Text ->

>>>>>

PDF Editor in Ubuntu
Vincent Trouilliez
vincent.trouilliez at modulonet.fr
Fri May 29 19:51:05 UTC 2009
On Fri, 29 May 2009 22:07:06 +0300
Dotan Cohen <dotancohen at gmail.com> wrote:
> Except when they use platform-dependant libraries or OS functions.
I think I my message clearly made a difference between high anbd low
level apps. Photoshop or PDF editors clearly belong to the second
category ;-)
> Even my one-semester course in C was enough to convince me that coding
> on my then-Fedora machine was not producing the code that they wanted
> in Turbo-C, and that the two were incompatible. In an ideal world, C
> would be C and the code would compile where you had a C compiler.
> Unfortunately, it doesn't wuite work that way in the real world.
Well, using a HLL like C or anything is necessary to produce portable
code, but it's not sufficient indeed. Portability must be in the
developer's mind from the start, as the devil lies in the details.

<<<<<

Set exercise ->
Retype the message about PDF editors in Ubuntu from "PDF Editor in" to "category ;-)".

Data lines ->
>>>>>

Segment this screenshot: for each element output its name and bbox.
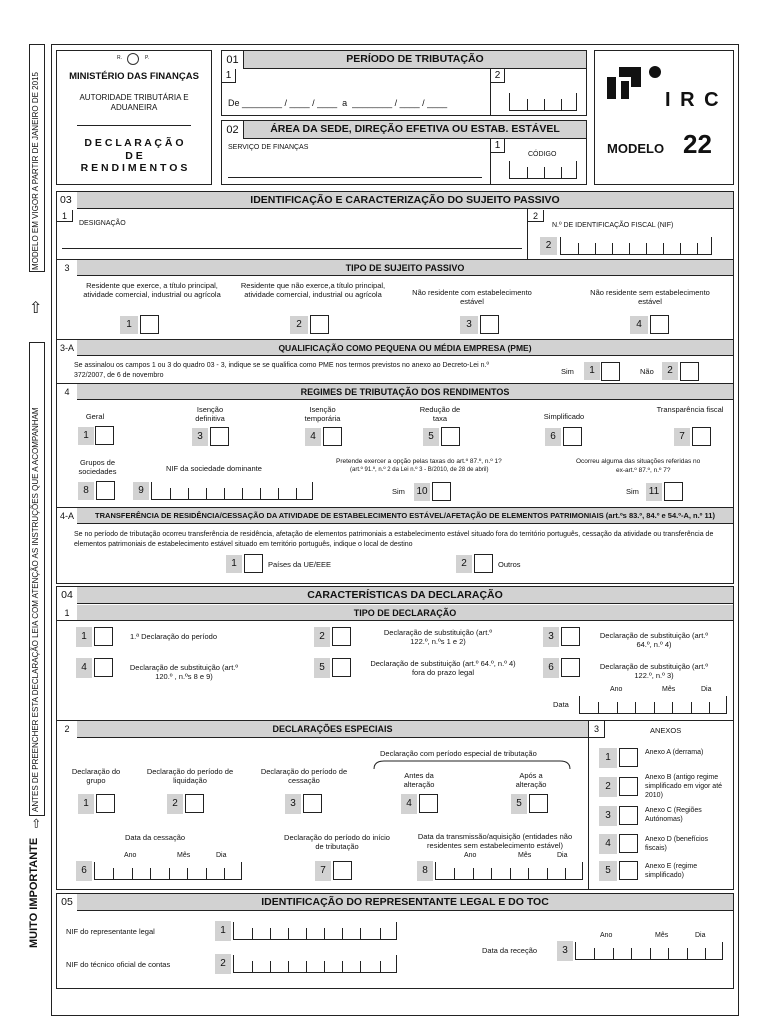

<<<<<

Solved problem ->
PDF Editor in Ubuntu
Vincent Trouilliez
vincent.trouilliez at modulonet.fr
Fri May 29 19:51:05 UTC 2009
On Fri, 29 May 2009 22:07:06 +0300
Dotan Cohen <dotancohen at gmail.com> wrote:
> Except when they use platform-dependant libraries or OS functions.
I think I my message clearly made a difference between high anbd low
level apps. Photoshop or PDF editors clearly belong to the second
category ;-)